» **INPUT RECORDS**:
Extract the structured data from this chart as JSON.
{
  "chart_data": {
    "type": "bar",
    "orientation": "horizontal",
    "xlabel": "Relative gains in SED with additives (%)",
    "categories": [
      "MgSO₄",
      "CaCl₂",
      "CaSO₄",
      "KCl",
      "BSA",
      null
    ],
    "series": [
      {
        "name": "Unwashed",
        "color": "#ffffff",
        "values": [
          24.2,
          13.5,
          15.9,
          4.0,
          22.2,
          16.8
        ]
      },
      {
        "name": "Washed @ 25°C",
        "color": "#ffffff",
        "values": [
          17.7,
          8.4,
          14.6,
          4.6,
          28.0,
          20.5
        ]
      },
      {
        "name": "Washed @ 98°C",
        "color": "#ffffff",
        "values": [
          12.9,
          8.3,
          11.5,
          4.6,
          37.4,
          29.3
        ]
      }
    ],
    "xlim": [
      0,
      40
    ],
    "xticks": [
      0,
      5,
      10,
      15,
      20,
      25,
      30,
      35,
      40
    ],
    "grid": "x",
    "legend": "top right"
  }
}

» **WRITTEN REQUEST**: Write out the material exactly as given.

» **RESPONSE TO THE TASK**:
Extract the structured data from this chart as JSON.
{
  "chart_data": {
    "type": "bar",
    "orientation": "horizontal",
    "xlabel": "Relative gains in SED with additives (%)",
    "categories": [
      "MgSO₄",
      "CaCl₂",
      "CaSO₄",
      "KCl",
      "BSA",
      null
    ],
    "series": [
      {
        "name": "Unwashed",
        "color": "#ffffff",
        "values": [
          24.2,
          13.5,
          15.9,
          4.0,
          22.2,
          16.8
        ]
      },
      {
        "name": "Washed @ 25°C",
        "color": "#ffffff",
        "values": [
          17.7,
          8.4,
          14.6,
          4.6,
          28.0,
          20.5
        ]
      },
      {
        "name": "Washed @ 98°C",
        "color": "#ffffff",
        "values": [
          12.9,
          8.3,
          11.5,
          4.6,
          37.4,
          29.3
        ]
      }
    ],
    "xlim": [
      0,
      40
    ],
    "xticks": [
      0,
      5,
      10,
      15,
      20,
      25,
      30,
      35,
      40
    ],
    "grid": "x",
    "legend": "top right"
  }
}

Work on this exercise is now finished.